Stored records ->
/---

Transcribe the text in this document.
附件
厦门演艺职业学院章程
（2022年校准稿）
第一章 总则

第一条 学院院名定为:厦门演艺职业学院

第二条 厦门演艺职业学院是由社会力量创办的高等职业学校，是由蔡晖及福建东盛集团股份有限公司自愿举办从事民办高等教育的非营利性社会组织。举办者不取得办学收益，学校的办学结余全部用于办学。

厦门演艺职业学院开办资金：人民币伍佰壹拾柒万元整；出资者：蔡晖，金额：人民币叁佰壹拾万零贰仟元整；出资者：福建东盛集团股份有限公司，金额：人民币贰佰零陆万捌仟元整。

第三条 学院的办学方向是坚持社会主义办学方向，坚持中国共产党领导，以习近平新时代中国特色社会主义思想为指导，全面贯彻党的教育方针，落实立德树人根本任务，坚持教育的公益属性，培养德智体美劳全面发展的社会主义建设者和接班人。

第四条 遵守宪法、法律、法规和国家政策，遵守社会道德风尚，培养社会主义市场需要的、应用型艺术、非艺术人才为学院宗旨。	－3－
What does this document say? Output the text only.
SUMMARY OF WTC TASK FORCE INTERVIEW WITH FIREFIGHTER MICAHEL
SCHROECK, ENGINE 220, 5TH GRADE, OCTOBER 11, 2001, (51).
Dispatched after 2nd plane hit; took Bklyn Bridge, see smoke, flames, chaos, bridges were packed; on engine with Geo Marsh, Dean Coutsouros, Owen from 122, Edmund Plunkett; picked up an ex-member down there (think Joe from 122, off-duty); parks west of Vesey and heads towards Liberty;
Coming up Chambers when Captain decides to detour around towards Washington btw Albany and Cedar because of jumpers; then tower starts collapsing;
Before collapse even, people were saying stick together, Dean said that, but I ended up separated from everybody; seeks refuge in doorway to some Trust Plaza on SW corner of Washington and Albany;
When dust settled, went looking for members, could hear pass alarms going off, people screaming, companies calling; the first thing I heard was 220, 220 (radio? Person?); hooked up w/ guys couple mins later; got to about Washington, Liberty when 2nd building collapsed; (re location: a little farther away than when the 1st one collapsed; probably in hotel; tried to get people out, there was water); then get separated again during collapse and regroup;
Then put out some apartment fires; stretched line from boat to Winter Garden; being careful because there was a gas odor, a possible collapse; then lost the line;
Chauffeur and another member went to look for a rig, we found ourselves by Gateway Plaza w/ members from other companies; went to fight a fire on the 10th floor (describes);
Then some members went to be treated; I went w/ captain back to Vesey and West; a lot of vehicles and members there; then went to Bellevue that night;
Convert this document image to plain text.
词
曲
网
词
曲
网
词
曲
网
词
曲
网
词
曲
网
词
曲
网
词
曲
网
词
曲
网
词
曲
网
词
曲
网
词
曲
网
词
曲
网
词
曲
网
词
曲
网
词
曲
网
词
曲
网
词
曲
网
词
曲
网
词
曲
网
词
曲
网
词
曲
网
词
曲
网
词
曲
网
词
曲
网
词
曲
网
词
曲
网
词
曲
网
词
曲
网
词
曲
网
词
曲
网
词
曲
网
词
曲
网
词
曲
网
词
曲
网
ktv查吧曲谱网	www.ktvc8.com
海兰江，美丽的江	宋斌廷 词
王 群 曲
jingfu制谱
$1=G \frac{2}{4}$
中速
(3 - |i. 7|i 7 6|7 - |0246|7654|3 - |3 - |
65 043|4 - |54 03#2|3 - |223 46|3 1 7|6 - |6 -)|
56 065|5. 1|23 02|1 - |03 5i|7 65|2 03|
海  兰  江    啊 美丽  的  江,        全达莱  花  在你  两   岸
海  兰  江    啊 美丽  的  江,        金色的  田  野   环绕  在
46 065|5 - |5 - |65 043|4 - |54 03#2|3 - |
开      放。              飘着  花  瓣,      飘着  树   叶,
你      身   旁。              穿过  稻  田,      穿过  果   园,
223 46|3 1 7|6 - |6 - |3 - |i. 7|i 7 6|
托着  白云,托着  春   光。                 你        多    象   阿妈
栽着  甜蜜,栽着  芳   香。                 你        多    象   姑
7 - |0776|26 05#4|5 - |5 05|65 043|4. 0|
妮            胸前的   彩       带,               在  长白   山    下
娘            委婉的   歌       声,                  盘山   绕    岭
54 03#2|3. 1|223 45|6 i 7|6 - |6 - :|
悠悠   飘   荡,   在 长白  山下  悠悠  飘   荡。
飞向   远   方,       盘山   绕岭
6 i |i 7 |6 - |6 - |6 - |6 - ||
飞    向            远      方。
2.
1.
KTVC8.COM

\---

EXERCISE DIRECTIONS ->
Print again each line of the listing above, exactly as it appears.

COMPLETE OUTPUT ->
Transcribe the text in this document.
附件
厦门演艺职业学院章程
（2022年校准稿）
第一章 总则

第一条 学院院名定为:厦门演艺职业学院

第二条 厦门演艺职业学院是由社会力量创办的高等职业学校，是由蔡晖及福建东盛集团股份有限公司自愿举办从事民办高等教育的非营利性社会组织。举办者不取得办学收益，学校的办学结余全部用于办学。

厦门演艺职业学院开办资金：人民币伍佰壹拾柒万元整；出资者：蔡晖，金额：人民币叁佰壹拾万零贰仟元整；出资者：福建东盛集团股份有限公司，金额：人民币贰佰零陆万捌仟元整。

第三条 学院的办学方向是坚持社会主义办学方向，坚持中国共产党领导，以习近平新时代中国特色社会主义思想为指导，全面贯彻党的教育方针，落实立德树人根本任务，坚持教育的公益属性，培养德智体美劳全面发展的社会主义建设者和接班人。

第四条 遵守宪法、法律、法规和国家政策，遵守社会道德风尚，培养社会主义市场需要的、应用型艺术、非艺术人才为学院宗旨。	－3－
What does this document say? Output the text only.
SUMMARY OF WTC TASK FORCE INTERVIEW WITH FIREFIGHTER MICAHEL
SCHROECK, ENGINE 220, 5TH GRADE, OCTOBER 11, 2001, (51).
Dispatched after 2nd plane hit; took Bklyn Bridge, see smoke, flames, chaos, bridges were packed; on engine with Geo Marsh, Dean Coutsouros, Owen from 122, Edmund Plunkett; picked up an ex-member down there (think Joe from 122, off-duty); parks west of Vesey and heads towards Liberty;
Coming up Chambers when Captain decides to detour around towards Washington btw Albany and Cedar because of jumpers; then tower starts collapsing;
Before collapse even, people were saying stick together, Dean said that, but I ended up separated from everybody; seeks refuge in doorway to some Trust Plaza on SW corner of Washington and Albany;
When dust settled, went looking for members, could hear pass alarms going off, people screaming, companies calling; the first thing I heard was 220, 220 (radio? Person?); hooked up w/ guys couple mins later; got to about Washington, Liberty when 2nd building collapsed; (re location: a little farther away than when the 1st one collapsed; probably in hotel; tried to get people out, there was water); then get separated again during collapse and regroup;
Then put out some apartment fires; stretched line from boat to Winter Garden; being careful because there was a gas odor, a possible collapse; then lost the line;
Chauffeur and another member went to look for a rig, we found ourselves by Gateway Plaza w/ members from other companies; went to fight a fire on the 10th floor (describes);
Then some members went to be treated; I went w/ captain back to Vesey and West; a lot of vehicles and members there; then went to Bellevue that night;
Convert this document image to plain text.
词
曲
网
词
曲
网
词
曲
网
词
曲
网
词
曲
网
词
曲
网
词
曲
网
词
曲
网
词
曲
网
词
曲
网
词
曲
网
词
曲
网
词
曲
网
词
曲
网
词
曲
网
词
曲
网
词
曲
网
词
曲
网
词
曲
网
词
曲
网
词
曲
网
词
曲
网
词
曲
网
词
曲
网
词
曲
网
词
曲
网
词
曲
网
词
曲
网
词
曲
网
词
曲
网
词
曲
网
词
曲
网
词
曲
网
词
曲
网
ktv查吧曲谱网	www.ktvc8.com
海兰江，美丽的江	宋斌廷 词
王 群 曲
jingfu制谱
$1=G \frac{2}{4}$
中速
(3 - |i. 7|i 7 6|7 - |0246|7654|3 - |3 - |
65 043|4 - |54 03#2|3 - |223 46|3 1 7|6 - |6 -)|
56 065|5. 1|23 02|1 - |03 5i|7 65|2 03|
海  兰  江    啊 美丽  的  江,        全达莱  花  在你  两   岸
海  兰  江    啊 美丽  的  江,        金色的  田  野   环绕  在
46 065|5 - |5 - |65 043|4 - |54 03#2|3 - |
开      放。              飘着  花  瓣,      飘着  树   叶,
你      身   旁。              穿过  稻  田,      穿过  果   园,
223 46|3 1 7|6 - |6 - |3 - |i. 7|i 7 6|
托着  白云,托着  春   光。                 你        多    象   阿妈
栽着  甜蜜,栽着  芳   香。                 你        多    象   姑
7 - |0776|26 05#4|5 - |5 05|65 043|4. 0|
妮            胸前的   彩       带,               在  长白   山    下
娘            委婉的   歌       声,                  盘山   绕    岭
54 03#2|3. 1|223 45|6 i 7|6 - |6 - :|
悠悠   飘   荡,   在 长白  山下  悠悠  飘   荡。
飞向   远   方,       盘山   绕岭
6 i |i 7 |6 - |6 - |6 - |6 - ||
飞    向            远      方。
2.
1.
KTVC8.COM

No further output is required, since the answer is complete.